## INSTRUCTIONS TO FOLLOW
Reproduce every entry below precisely. Pictures are excluded from the copy.
start
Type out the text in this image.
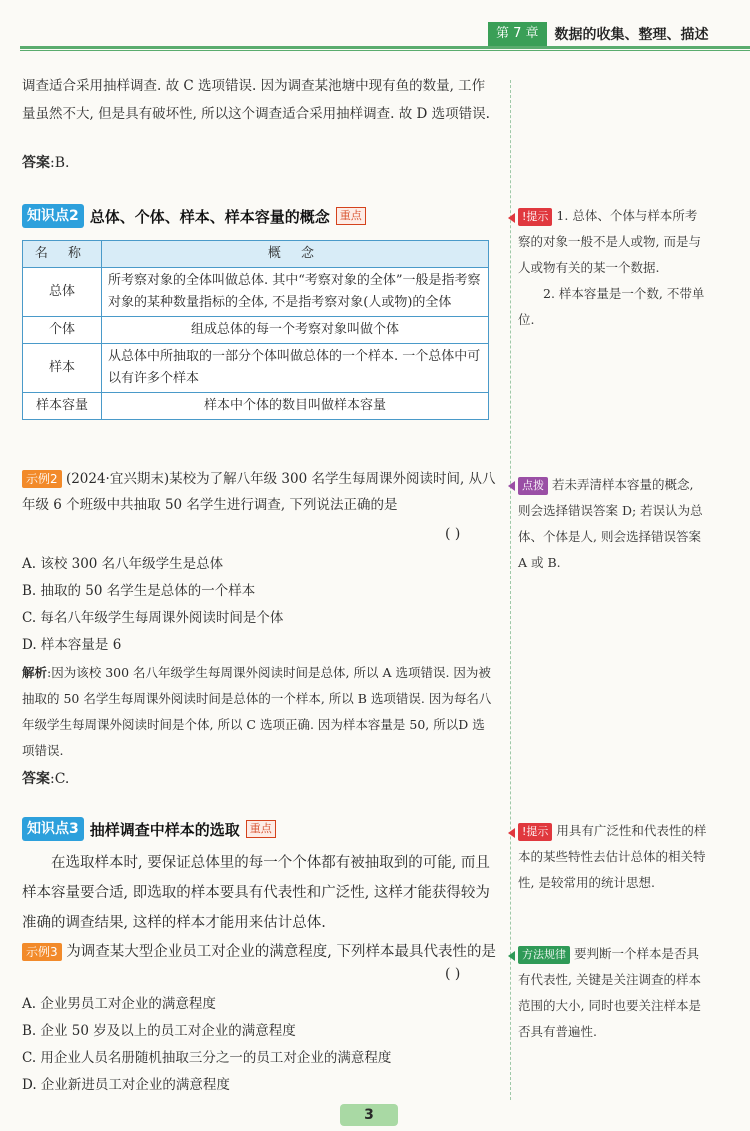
第 7 章	数据的收集、整理、描述
调查适合采用抽样调查. 故 C 选项错误. 因为调查某池塘中现有鱼的数量, 工作量虽然不大, 但是具有破坏性, 所以这个调查适合采用抽样调查. 故 D 选项错误.
答案:B.
知识点2 总体、个体、样本、样本容量的概念 重点
名 称	概 念
总体	所考察对象的全体叫做总体. 其中“考察对象的全体”一般是指考察对象的某种数量指标的全体, 不是指考察对象(人或物)的全体
个体	组成总体的每一个考察对象叫做个体
样本	从总体中所抽取的一部分个体叫做总体的一个样本. 一个总体中可以有许多个样本
样本容量	样本中个体的数目叫做样本容量
示例2 (2024·宜兴期末)某校为了解八年级 300 名学生每周课外阅读时间, 从八年级 6 个班级中共抽取 50 名学生进行调查, 下列说法正确的是
( )
A. 该校 300 名八年级学生是总体
B. 抽取的 50 名学生是总体的一个样本
C. 每名八年级学生每周课外阅读时间是个体
D. 样本容量是 6
解析:因为该校 300 名八年级学生每周课外阅读时间是总体, 所以 A 选项错误. 因为被抽取的 50 名学生每周课外阅读时间是总体的一个样本, 所以 B 选项错误. 因为每名八年级学生每周课外阅读时间是个体, 所以 C 选项正确. 因为样本容量是 50, 所以D 选项错误.
答案:C.
知识点3 抽样调查中样本的选取 重点
在选取样本时, 要保证总体里的每一个个体都有被抽取到的可能, 而且样本容量要合适, 即选取的样本要具有代表性和广泛性, 这样才能获得较为准确的调查结果, 这样的样本才能用来估计总体.
示例3 为调查某大型企业员工对企业的满意程度, 下列样本最具代表性的是
( )
A. 企业男员工对企业的满意程度
B. 企业 50 岁及以上的员工对企业的满意程度
C. 用企业人员名册随机抽取三分之一的员工对企业的满意程度
D. 企业新进员工对企业的满意程度
!提示 1. 总体、个体与样本所考察的对象一般不是人或物, 而是与人或物有关的某一个数据.
2. 样本容量是一个数, 不带单位.
点拨 若未弄清样本容量的概念, 则会选择错误答案 D; 若误认为总体、个体是人, 则会选择错误答案 A 或 B.
!提示 用具有广泛性和代表性的样本的某些特性去估计总体的相关特性, 是较常用的统计思想.
方法规律 要判断一个样本是否具有代表性, 关键是关注调查的样本范围的大小, 同时也要关注样本是否具有普遍性.
3
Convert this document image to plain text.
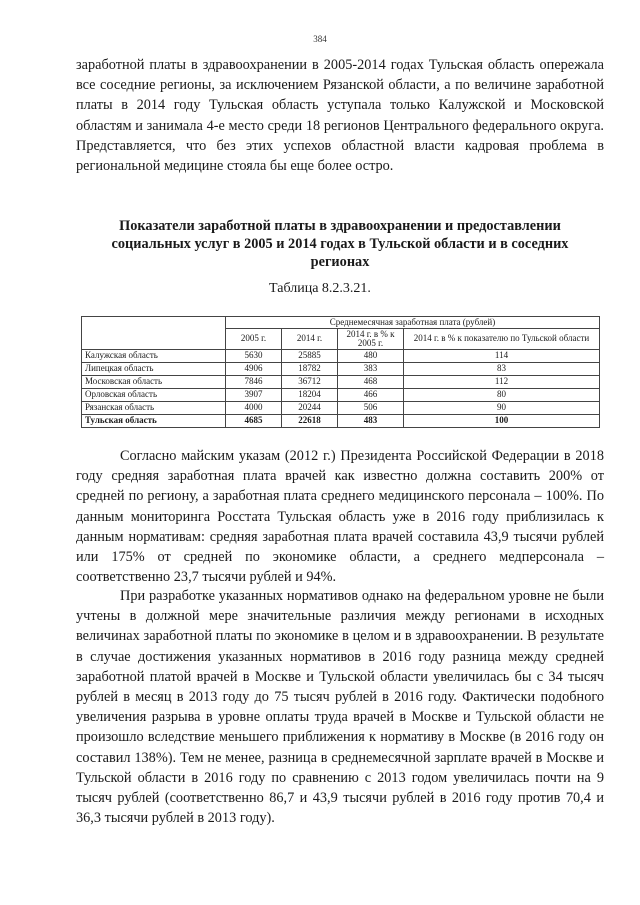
384

заработной платы в здравоохранении в 2005-2014 годах Тульская область опережала все соседние регионы, за исключением Рязанской области, а по величине заработной платы в 2014 году Тульская область уступала только Калужской и Московской областям и занимала 4-е место среди 18 регионов Центрального федерального округа. Представляется, что без этих успехов областной власти кадровая проблема в региональной медицине стояла бы еще более остро.

Показатели заработной платы в здравоохранении и предоставлении социальных услуг в 2005 и 2014 годах в Тульской области и в соседних регионах
Таблица 8.2.3.21.
	Среднемесячная заработная плата (рублей)			
	2005 г.	2014 г.	2014 г. в % к 2005 г.	2014 г. в % к показателю по Тульской области
Калужская область	5630	25885	480	114
Липецкая область	4906	18782	383	83
Московская область	7846	36712	468	112
Орловская область	3907	18204	466	80
Рязанская область	4000	20244	506	90
Тульская область	4685	22618	483	100

Согласно майским указам (2012 г.) Президента Российской Федерации в 2018 году средняя заработная плата врачей как известно должна составить 200% от средней по региону, а заработная плата среднего медицинского персонала – 100%. По данным мониторинга Росстата Тульская область уже в 2016 году приблизилась к данным нормативам: средняя заработная плата врачей составила 43,9 тысячи рублей или 175% от средней по экономике области, а среднего медперсонала – соответственно 23,7 тысячи рублей и 94%.

При разработке указанных нормативов однако на федеральном уровне не были учтены в должной мере значительные различия между регионами в исходных величинах заработной платы по экономике в целом и в здравоохранении. В результате в случае достижения указанных нормативов в 2016 году разница между средней заработной платой врачей в Москве и Тульской области увеличилась бы с 34 тысяч рублей в месяц в 2013 году до 75 тысяч рублей в 2016 году. Фактически подобного увеличения разрыва в уровне оплаты труда врачей в Москве и Тульской области не произошло вследствие меньшего приближения к нормативу в Москве (в 2016 году он составил 138%). Тем не менее, разница в среднемесячной зарплате врачей в Москве и Тульской области в 2016 году по сравнению с 2013 годом увеличилась почти на 9 тысяч рублей (соответственно 86,7 и 43,9 тысячи рублей в 2016 году против 70,4 и 36,3 тысячи рублей в 2013 году).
end
## RESULT OF THE TASK
Type out the text in this image.
第 7 章	数据的收集、整理、描述
调查适合采用抽样调查. 故 C 选项错误. 因为调查某池塘中现有鱼的数量, 工作量虽然不大, 但是具有破坏性, 所以这个调查适合采用抽样调查. 故 D 选项错误.
答案:B.
知识点2 总体、个体、样本、样本容量的概念 重点
名 称	概 念
总体	所考察对象的全体叫做总体. 其中“考察对象的全体”一般是指考察对象的某种数量指标的全体, 不是指考察对象(人或物)的全体
个体	组成总体的每一个考察对象叫做个体
样本	从总体中所抽取的一部分个体叫做总体的一个样本. 一个总体中可以有许多个样本
样本容量	样本中个体的数目叫做样本容量
示例2 (2024·宜兴期末)某校为了解八年级 300 名学生每周课外阅读时间, 从八年级 6 个班级中共抽取 50 名学生进行调查, 下列说法正确的是
( )
A. 该校 300 名八年级学生是总体
B. 抽取的 50 名学生是总体的一个样本
C. 每名八年级学生每周课外阅读时间是个体
D. 样本容量是 6
解析:因为该校 300 名八年级学生每周课外阅读时间是总体, 所以 A 选项错误. 因为被抽取的 50 名学生每周课外阅读时间是总体的一个样本, 所以 B 选项错误. 因为每名八年级学生每周课外阅读时间是个体, 所以 C 选项正确. 因为样本容量是 50, 所以D 选项错误.
答案:C.
知识点3 抽样调查中样本的选取 重点
在选取样本时, 要保证总体里的每一个个体都有被抽取到的可能, 而且样本容量要合适, 即选取的样本要具有代表性和广泛性, 这样才能获得较为准确的调查结果, 这样的样本才能用来估计总体.
示例3 为调查某大型企业员工对企业的满意程度, 下列样本最具代表性的是
( )
A. 企业男员工对企业的满意程度
B. 企业 50 岁及以上的员工对企业的满意程度
C. 用企业人员名册随机抽取三分之一的员工对企业的满意程度
D. 企业新进员工对企业的满意程度
!提示 1. 总体、个体与样本所考察的对象一般不是人或物, 而是与人或物有关的某一个数据.
2. 样本容量是一个数, 不带单位.
点拨 若未弄清样本容量的概念, 则会选择错误答案 D; 若误认为总体、个体是人, 则会选择错误答案 A 或 B.
!提示 用具有广泛性和代表性的样本的某些特性去估计总体的相关特性, 是较常用的统计思想.
方法规律 要判断一个样本是否具有代表性, 关键是关注调查的样本范围的大小, 同时也要关注样本是否具有普遍性.
3
Convert this document image to plain text.
384

заработной платы в здравоохранении в 2005-2014 годах Тульская область опережала все соседние регионы, за исключением Рязанской области, а по величине заработной платы в 2014 году Тульская область уступала только Калужской и Московской областям и занимала 4-е место среди 18 регионов Центрального федерального округа. Представляется, что без этих успехов областной власти кадровая проблема в региональной медицине стояла бы еще более остро.

Показатели заработной платы в здравоохранении и предоставлении социальных услуг в 2005 и 2014 годах в Тульской области и в соседних регионах
Таблица 8.2.3.21.
	Среднемесячная заработная плата (рублей)			
	2005 г.	2014 г.	2014 г. в % к 2005 г.	2014 г. в % к показателю по Тульской области
Калужская область	5630	25885	480	114
Липецкая область	4906	18782	383	83
Московская область	7846	36712	468	112
Орловская область	3907	18204	466	80
Рязанская область	4000	20244	506	90
Тульская область	4685	22618	483	100

Согласно майским указам (2012 г.) Президента Российской Федерации в 2018 году средняя заработная плата врачей как известно должна составить 200% от средней по региону, а заработная плата среднего медицинского персонала – 100%. По данным мониторинга Росстата Тульская область уже в 2016 году приблизилась к данным нормативам: средняя заработная плата врачей составила 43,9 тысячи рублей или 175% от средней по экономике области, а среднего медперсонала – соответственно 23,7 тысячи рублей и 94%.

При разработке указанных нормативов однако на федеральном уровне не были учтены в должной мере значительные различия между регионами в исходных величинах заработной платы по экономике в целом и в здравоохранении. В результате в случае достижения указанных нормативов в 2016 году разница между средней заработной платой врачей в Москве и Тульской области увеличилась бы с 34 тысяч рублей в месяц в 2013 году до 75 тысяч рублей в 2016 году. Фактически подобного увеличения разрыва в уровне оплаты труда врачей в Москве и Тульской области не произошло вследствие меньшего приближения к нормативу в Москве (в 2016 году он составил 138%). Тем не менее, разница в среднемесячной зарплате врачей в Москве и Тульской области в 2016 году по сравнению с 2013 годом увеличилась почти на 9 тысяч рублей (соответственно 86,7 и 43,9 тысячи рублей в 2016 году против 70,4 и 36,3 тысячи рублей в 2013 году).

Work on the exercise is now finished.